TO DO: Please print every record below exactly as it appears.

Dataset items
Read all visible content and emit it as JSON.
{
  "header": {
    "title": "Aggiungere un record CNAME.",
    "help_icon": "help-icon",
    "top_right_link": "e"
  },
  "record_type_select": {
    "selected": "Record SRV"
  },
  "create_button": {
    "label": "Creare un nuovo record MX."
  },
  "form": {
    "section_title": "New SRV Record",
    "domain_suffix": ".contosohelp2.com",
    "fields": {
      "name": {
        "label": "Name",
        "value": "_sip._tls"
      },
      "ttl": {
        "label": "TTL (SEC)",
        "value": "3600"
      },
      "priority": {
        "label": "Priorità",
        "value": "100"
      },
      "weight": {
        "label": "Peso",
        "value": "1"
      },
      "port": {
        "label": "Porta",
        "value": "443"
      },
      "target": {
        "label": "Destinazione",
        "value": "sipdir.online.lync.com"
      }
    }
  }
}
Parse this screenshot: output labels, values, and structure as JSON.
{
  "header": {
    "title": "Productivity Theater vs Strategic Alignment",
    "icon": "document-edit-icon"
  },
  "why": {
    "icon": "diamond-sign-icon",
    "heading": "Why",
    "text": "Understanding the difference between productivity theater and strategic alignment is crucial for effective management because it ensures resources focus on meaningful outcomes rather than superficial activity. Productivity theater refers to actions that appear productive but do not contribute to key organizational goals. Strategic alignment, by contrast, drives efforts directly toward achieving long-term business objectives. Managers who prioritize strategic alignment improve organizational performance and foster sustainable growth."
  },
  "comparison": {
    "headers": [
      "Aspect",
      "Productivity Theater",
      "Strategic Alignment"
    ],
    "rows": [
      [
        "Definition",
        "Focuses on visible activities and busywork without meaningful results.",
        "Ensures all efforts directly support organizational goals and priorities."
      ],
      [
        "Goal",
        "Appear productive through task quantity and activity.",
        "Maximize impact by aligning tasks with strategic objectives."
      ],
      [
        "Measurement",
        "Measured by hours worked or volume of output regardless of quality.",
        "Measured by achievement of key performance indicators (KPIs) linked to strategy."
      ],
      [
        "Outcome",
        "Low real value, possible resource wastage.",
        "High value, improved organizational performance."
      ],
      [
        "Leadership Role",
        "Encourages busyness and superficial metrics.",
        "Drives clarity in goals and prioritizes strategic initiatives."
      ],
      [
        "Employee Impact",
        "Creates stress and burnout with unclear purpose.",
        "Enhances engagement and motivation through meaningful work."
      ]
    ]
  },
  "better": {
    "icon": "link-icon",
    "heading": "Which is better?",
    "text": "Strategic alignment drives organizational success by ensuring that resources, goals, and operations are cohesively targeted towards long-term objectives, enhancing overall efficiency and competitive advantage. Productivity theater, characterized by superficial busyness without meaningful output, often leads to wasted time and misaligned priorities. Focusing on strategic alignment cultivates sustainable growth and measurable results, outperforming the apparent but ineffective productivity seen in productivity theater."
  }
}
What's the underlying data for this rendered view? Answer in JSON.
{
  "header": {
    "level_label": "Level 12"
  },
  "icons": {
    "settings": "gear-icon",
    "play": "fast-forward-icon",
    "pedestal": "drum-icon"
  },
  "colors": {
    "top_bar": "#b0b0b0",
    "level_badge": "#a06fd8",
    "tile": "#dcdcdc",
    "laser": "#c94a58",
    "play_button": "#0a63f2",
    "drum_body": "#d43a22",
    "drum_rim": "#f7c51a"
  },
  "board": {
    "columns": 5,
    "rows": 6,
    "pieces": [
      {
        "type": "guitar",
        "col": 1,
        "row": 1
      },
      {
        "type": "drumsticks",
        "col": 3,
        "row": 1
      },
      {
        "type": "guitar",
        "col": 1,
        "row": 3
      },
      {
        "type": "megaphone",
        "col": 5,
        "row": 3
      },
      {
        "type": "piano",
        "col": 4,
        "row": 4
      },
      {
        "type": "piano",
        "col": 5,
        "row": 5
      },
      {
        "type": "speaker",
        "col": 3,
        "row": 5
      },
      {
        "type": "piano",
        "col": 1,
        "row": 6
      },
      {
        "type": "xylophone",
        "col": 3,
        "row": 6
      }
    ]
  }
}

TASK OUTPUT:
Read all visible content and emit it as JSON.
{
  "header": {
    "title": "Aggiungere un record CNAME.",
    "help_icon": "help-icon",
    "top_right_link": "e"
  },
  "record_type_select": {
    "selected": "Record SRV"
  },
  "create_button": {
    "label": "Creare un nuovo record MX."
  },
  "form": {
    "section_title": "New SRV Record",
    "domain_suffix": ".contosohelp2.com",
    "fields": {
      "name": {
        "label": "Name",
        "value": "_sip._tls"
      },
      "ttl": {
        "label": "TTL (SEC)",
        "value": "3600"
      },
      "priority": {
        "label": "Priorità",
        "value": "100"
      },
      "weight": {
        "label": "Peso",
        "value": "1"
      },
      "port": {
        "label": "Porta",
        "value": "443"
      },
      "target": {
        "label": "Destinazione",
        "value": "sipdir.online.lync.com"
      }
    }
  }
}
Parse this screenshot: output labels, values, and structure as JSON.
{
  "header": {
    "title": "Productivity Theater vs Strategic Alignment",
    "icon": "document-edit-icon"
  },
  "why": {
    "icon": "diamond-sign-icon",
    "heading": "Why",
    "text": "Understanding the difference between productivity theater and strategic alignment is crucial for effective management because it ensures resources focus on meaningful outcomes rather than superficial activity. Productivity theater refers to actions that appear productive but do not contribute to key organizational goals. Strategic alignment, by contrast, drives efforts directly toward achieving long-term business objectives. Managers who prioritize strategic alignment improve organizational performance and foster sustainable growth."
  },
  "comparison": {
    "headers": [
      "Aspect",
      "Productivity Theater",
      "Strategic Alignment"
    ],
    "rows": [
      [
        "Definition",
        "Focuses on visible activities and busywork without meaningful results.",
        "Ensures all efforts directly support organizational goals and priorities."
      ],
      [
        "Goal",
        "Appear productive through task quantity and activity.",
        "Maximize impact by aligning tasks with strategic objectives."
      ],
      [
        "Measurement",
        "Measured by hours worked or volume of output regardless of quality.",
        "Measured by achievement of key performance indicators (KPIs) linked to strategy."
      ],
      [
        "Outcome",
        "Low real value, possible resource wastage.",
        "High value, improved organizational performance."
      ],
      [
        "Leadership Role",
        "Encourages busyness and superficial metrics.",
        "Drives clarity in goals and prioritizes strategic initiatives."
      ],
      [
        "Employee Impact",
        "Creates stress and burnout with unclear purpose.",
        "Enhances engagement and motivation through meaningful work."
      ]
    ]
  },
  "better": {
    "icon": "link-icon",
    "heading": "Which is better?",
    "text": "Strategic alignment drives organizational success by ensuring that resources, goals, and operations are cohesively targeted towards long-term objectives, enhancing overall efficiency and competitive advantage. Productivity theater, characterized by superficial busyness without meaningful output, often leads to wasted time and misaligned priorities. Focusing on strategic alignment cultivates sustainable growth and measurable results, outperforming the apparent but ineffective productivity seen in productivity theater."
  }
}
What's the underlying data for this rendered view? Answer in JSON.
{
  "header": {
    "level_label": "Level 12"
  },
  "icons": {
    "settings": "gear-icon",
    "play": "fast-forward-icon",
    "pedestal": "drum-icon"
  },
  "colors": {
    "top_bar": "#b0b0b0",
    "level_badge": "#a06fd8",
    "tile": "#dcdcdc",
    "laser": "#c94a58",
    "play_button": "#0a63f2",
    "drum_body": "#d43a22",
    "drum_rim": "#f7c51a"
  },
  "board": {
    "columns": 5,
    "rows": 6,
    "pieces": [
      {
        "type": "guitar",
        "col": 1,
        "row": 1
      },
      {
        "type": "drumsticks",
        "col": 3,
        "row": 1
      },
      {
        "type": "guitar",
        "col": 1,
        "row": 3
      },
      {
        "type": "megaphone",
        "col": 5,
        "row": 3
      },
      {
        "type": "piano",
        "col": 4,
        "row": 4
      },
      {
        "type": "piano",
        "col": 5,
        "row": 5
      },
      {
        "type": "speaker",
        "col": 3,
        "row": 5
      },
      {
        "type": "piano",
        "col": 1,
        "row": 6
      },
      {
        "type": "xylophone",
        "col": 3,
        "row": 6
      }
    ]
  }
}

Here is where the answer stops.